### Task directions
Quote the records below in full, exactly as given, with the images taken out.

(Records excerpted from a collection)
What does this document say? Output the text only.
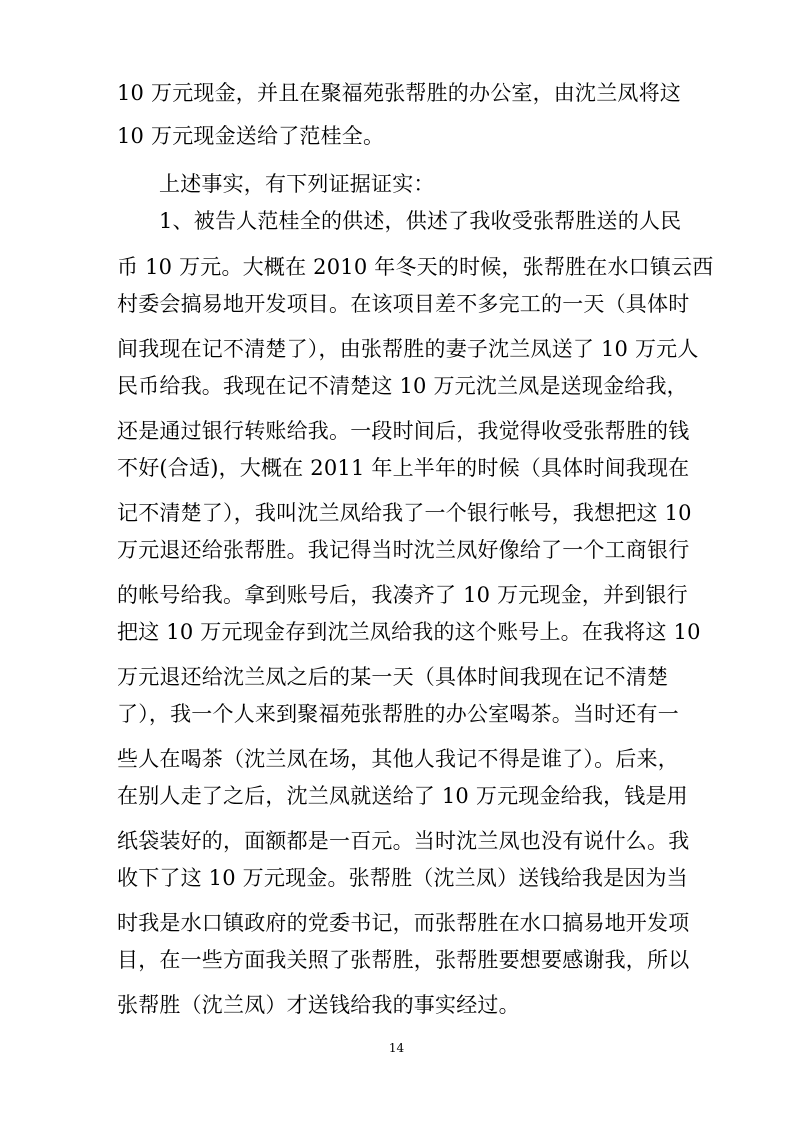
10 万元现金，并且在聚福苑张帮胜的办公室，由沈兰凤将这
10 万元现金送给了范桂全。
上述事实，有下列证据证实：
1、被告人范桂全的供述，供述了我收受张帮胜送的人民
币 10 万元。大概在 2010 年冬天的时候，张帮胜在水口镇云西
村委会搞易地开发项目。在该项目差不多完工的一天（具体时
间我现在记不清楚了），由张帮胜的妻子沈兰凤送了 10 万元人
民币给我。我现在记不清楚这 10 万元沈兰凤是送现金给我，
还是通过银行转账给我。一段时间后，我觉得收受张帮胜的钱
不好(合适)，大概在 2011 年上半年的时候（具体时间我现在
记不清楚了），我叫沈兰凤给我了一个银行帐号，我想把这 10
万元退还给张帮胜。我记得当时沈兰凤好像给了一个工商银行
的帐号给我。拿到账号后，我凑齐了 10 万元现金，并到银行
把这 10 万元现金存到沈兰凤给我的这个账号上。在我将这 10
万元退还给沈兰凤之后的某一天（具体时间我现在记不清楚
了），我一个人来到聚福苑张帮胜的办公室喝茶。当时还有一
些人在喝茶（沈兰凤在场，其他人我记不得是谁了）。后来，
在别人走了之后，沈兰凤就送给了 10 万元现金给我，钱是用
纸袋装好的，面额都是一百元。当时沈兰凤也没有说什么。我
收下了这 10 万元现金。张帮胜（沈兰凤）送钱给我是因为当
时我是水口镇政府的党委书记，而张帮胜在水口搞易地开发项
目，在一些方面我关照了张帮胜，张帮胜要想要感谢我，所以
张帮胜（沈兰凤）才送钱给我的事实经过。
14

### Solution for this task
What does this document say? Output the text only.
10 万元现金，并且在聚福苑张帮胜的办公室，由沈兰凤将这
10 万元现金送给了范桂全。
上述事实，有下列证据证实：
1、被告人范桂全的供述，供述了我收受张帮胜送的人民
币 10 万元。大概在 2010 年冬天的时候，张帮胜在水口镇云西
村委会搞易地开发项目。在该项目差不多完工的一天（具体时
间我现在记不清楚了），由张帮胜的妻子沈兰凤送了 10 万元人
民币给我。我现在记不清楚这 10 万元沈兰凤是送现金给我，
还是通过银行转账给我。一段时间后，我觉得收受张帮胜的钱
不好(合适)，大概在 2011 年上半年的时候（具体时间我现在
记不清楚了），我叫沈兰凤给我了一个银行帐号，我想把这 10
万元退还给张帮胜。我记得当时沈兰凤好像给了一个工商银行
的帐号给我。拿到账号后，我凑齐了 10 万元现金，并到银行
把这 10 万元现金存到沈兰凤给我的这个账号上。在我将这 10
万元退还给沈兰凤之后的某一天（具体时间我现在记不清楚
了），我一个人来到聚福苑张帮胜的办公室喝茶。当时还有一
些人在喝茶（沈兰凤在场，其他人我记不得是谁了）。后来，
在别人走了之后，沈兰凤就送给了 10 万元现金给我，钱是用
纸袋装好的，面额都是一百元。当时沈兰凤也没有说什么。我
收下了这 10 万元现金。张帮胜（沈兰凤）送钱给我是因为当
时我是水口镇政府的党委书记，而张帮胜在水口搞易地开发项
目，在一些方面我关照了张帮胜，张帮胜要想要感谢我，所以
张帮胜（沈兰凤）才送钱给我的事实经过。
14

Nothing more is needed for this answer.